> [The request]
Reproduce word for word every line from the beginning of the records through the line that contains "shanghai-index-point xyxy=(196,394,199,397)", including that line.

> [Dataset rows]

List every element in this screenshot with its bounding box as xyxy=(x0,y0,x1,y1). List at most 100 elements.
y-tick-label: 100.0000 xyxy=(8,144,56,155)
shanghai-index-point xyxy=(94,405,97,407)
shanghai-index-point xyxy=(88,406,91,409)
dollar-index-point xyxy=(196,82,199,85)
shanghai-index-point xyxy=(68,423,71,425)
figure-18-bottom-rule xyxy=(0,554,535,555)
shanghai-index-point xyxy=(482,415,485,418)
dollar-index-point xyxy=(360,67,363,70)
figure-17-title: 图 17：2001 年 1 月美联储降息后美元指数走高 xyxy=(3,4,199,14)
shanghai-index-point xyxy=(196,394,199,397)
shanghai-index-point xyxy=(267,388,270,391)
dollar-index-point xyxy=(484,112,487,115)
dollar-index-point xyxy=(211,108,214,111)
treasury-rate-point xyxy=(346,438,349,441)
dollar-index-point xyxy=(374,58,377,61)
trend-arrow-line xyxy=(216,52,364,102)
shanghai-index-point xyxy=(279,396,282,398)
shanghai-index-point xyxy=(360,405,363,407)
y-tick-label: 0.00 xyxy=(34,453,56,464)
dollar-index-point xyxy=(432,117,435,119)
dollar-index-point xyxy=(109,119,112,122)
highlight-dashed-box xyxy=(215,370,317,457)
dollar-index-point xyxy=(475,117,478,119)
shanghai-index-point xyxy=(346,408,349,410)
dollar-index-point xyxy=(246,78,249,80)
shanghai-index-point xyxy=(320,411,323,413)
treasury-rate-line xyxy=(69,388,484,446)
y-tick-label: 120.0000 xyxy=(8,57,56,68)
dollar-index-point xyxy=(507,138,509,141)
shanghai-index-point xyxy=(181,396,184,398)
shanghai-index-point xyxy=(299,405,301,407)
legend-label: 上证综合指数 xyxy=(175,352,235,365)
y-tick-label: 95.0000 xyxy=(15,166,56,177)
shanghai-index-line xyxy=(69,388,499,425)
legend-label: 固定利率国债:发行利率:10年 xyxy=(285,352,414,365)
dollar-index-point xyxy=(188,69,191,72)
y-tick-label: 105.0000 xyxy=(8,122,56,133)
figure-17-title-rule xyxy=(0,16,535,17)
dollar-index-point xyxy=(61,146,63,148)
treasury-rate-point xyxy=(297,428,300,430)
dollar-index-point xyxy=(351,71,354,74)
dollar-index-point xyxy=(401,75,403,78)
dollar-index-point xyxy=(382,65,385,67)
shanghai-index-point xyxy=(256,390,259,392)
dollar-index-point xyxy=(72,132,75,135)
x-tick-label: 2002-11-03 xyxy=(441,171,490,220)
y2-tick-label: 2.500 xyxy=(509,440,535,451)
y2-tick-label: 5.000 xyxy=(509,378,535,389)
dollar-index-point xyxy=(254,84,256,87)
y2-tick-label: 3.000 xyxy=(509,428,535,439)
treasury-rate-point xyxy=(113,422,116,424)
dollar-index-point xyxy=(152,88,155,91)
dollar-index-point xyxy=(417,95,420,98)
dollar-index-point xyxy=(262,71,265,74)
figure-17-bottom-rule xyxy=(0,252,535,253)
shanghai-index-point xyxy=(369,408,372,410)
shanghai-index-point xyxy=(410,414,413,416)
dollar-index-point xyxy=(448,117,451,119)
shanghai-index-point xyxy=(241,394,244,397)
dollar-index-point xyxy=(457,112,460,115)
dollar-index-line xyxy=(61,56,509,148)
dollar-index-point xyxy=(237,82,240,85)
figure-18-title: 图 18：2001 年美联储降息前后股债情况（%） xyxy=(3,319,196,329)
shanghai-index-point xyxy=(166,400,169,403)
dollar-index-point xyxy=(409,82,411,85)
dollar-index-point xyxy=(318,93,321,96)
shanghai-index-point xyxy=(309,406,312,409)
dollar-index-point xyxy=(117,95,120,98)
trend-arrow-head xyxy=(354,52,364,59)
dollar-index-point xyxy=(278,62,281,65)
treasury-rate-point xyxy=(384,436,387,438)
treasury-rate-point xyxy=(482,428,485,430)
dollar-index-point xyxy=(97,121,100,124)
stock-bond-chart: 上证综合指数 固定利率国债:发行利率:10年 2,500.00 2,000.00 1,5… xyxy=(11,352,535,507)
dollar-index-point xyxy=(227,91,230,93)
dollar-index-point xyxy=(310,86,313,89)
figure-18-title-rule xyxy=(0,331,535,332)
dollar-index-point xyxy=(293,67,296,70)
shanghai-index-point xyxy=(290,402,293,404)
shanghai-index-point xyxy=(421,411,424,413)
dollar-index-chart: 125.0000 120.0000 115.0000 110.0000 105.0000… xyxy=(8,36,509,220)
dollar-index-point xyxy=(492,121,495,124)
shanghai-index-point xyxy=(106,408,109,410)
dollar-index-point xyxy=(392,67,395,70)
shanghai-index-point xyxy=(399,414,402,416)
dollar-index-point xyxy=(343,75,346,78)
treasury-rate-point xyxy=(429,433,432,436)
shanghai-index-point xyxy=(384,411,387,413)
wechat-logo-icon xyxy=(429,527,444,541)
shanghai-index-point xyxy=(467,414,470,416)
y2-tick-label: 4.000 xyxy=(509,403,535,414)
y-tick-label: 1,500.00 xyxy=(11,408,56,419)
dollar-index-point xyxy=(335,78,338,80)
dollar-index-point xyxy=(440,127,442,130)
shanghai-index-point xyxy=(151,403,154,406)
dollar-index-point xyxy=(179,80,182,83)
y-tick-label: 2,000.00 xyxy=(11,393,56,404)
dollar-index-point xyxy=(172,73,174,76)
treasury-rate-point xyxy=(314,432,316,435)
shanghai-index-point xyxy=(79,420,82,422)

> [Solution for this problem]
List every element in this screenshot with its bounding box as xyxy=(x0,y0,x1,y1). List at most 100 elements.
y-tick-label: 100.0000 xyxy=(8,144,56,155)
shanghai-index-point xyxy=(94,405,97,407)
shanghai-index-point xyxy=(88,406,91,409)
dollar-index-point xyxy=(196,82,199,85)
shanghai-index-point xyxy=(68,423,71,425)
figure-18-bottom-rule xyxy=(0,554,535,555)
shanghai-index-point xyxy=(482,415,485,418)
dollar-index-point xyxy=(360,67,363,70)
figure-17-title: 图 17：2001 年 1 月美联储降息后美元指数走高 xyxy=(3,4,199,14)
shanghai-index-point xyxy=(196,394,199,397)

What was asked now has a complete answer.